* [OBJECTIVE] Repeat every line exactly, keeping the pictures out of the copy.
+--
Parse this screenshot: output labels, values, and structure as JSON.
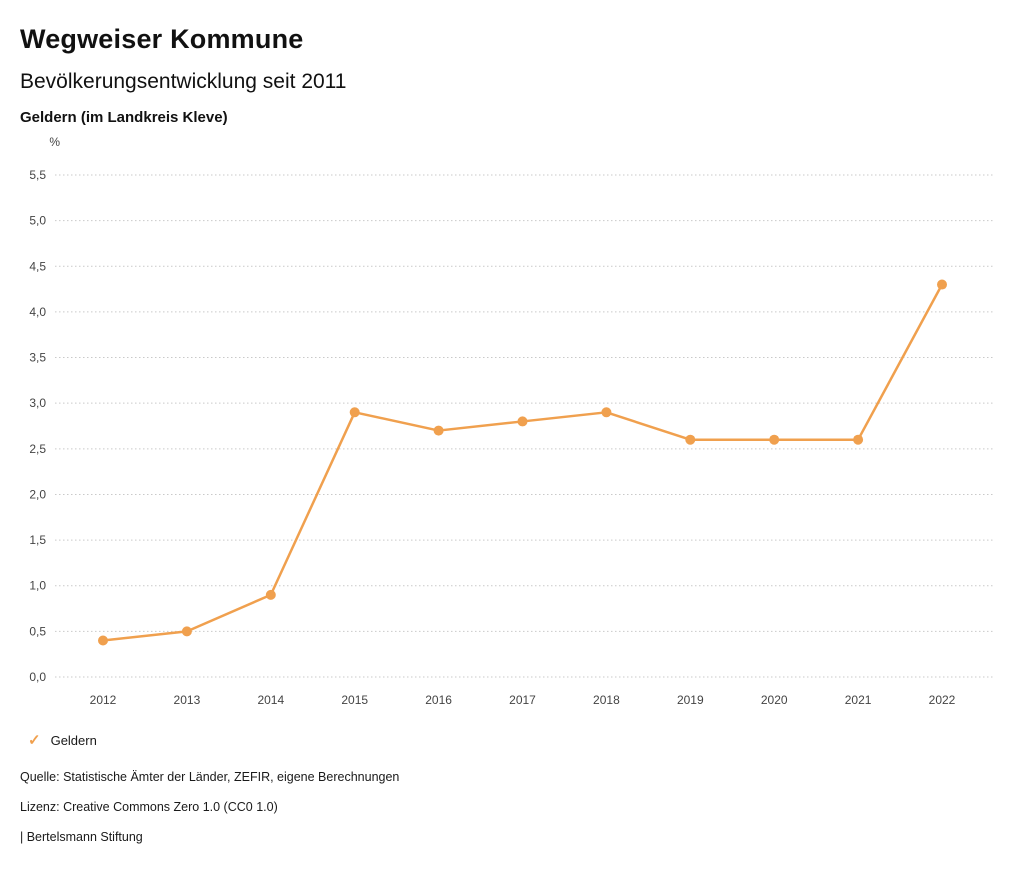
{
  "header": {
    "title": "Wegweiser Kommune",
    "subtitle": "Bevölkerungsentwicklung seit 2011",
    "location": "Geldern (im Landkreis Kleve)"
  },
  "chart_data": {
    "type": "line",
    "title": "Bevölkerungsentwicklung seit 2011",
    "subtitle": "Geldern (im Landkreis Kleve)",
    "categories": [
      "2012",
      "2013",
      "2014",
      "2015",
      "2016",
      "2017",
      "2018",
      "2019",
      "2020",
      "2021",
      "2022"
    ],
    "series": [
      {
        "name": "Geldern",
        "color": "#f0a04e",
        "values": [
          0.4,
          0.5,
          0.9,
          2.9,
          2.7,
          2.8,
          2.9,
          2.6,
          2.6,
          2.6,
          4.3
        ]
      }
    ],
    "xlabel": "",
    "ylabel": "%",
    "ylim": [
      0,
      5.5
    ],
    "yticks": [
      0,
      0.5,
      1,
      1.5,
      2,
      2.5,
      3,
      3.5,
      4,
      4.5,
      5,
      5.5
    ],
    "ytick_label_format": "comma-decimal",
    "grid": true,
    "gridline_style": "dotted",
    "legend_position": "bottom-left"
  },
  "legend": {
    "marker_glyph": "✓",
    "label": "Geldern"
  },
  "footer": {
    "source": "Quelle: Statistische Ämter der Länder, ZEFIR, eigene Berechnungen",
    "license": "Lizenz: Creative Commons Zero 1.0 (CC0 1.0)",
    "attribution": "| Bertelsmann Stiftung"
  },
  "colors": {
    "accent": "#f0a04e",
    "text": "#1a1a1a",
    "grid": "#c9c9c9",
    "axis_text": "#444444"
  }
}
+--
* [THE COMPLETED TASK]
Parse this screenshot: output labels, values, and structure as JSON.
{
  "header": {
    "title": "Wegweiser Kommune",
    "subtitle": "Bevölkerungsentwicklung seit 2011",
    "location": "Geldern (im Landkreis Kleve)"
  },
  "chart_data": {
    "type": "line",
    "title": "Bevölkerungsentwicklung seit 2011",
    "subtitle": "Geldern (im Landkreis Kleve)",
    "categories": [
      "2012",
      "2013",
      "2014",
      "2015",
      "2016",
      "2017",
      "2018",
      "2019",
      "2020",
      "2021",
      "2022"
    ],
    "series": [
      {
        "name": "Geldern",
        "color": "#f0a04e",
        "values": [
          0.4,
          0.5,
          0.9,
          2.9,
          2.7,
          2.8,
          2.9,
          2.6,
          2.6,
          2.6,
          4.3
        ]
      }
    ],
    "xlabel": "",
    "ylabel": "%",
    "ylim": [
      0,
      5.5
    ],
    "yticks": [
      0,
      0.5,
      1,
      1.5,
      2,
      2.5,
      3,
      3.5,
      4,
      4.5,
      5,
      5.5
    ],
    "ytick_label_format": "comma-decimal",
    "grid": true,
    "gridline_style": "dotted",
    "legend_position": "bottom-left"
  },
  "legend": {
    "marker_glyph": "✓",
    "label": "Geldern"
  },
  "footer": {
    "source": "Quelle: Statistische Ämter der Länder, ZEFIR, eigene Berechnungen",
    "license": "Lizenz: Creative Commons Zero 1.0 (CC0 1.0)",
    "attribution": "| Bertelsmann Stiftung"
  },
  "colors": {
    "accent": "#f0a04e",
    "text": "#1a1a1a",
    "grid": "#c9c9c9",
    "axis_text": "#444444"
  }
}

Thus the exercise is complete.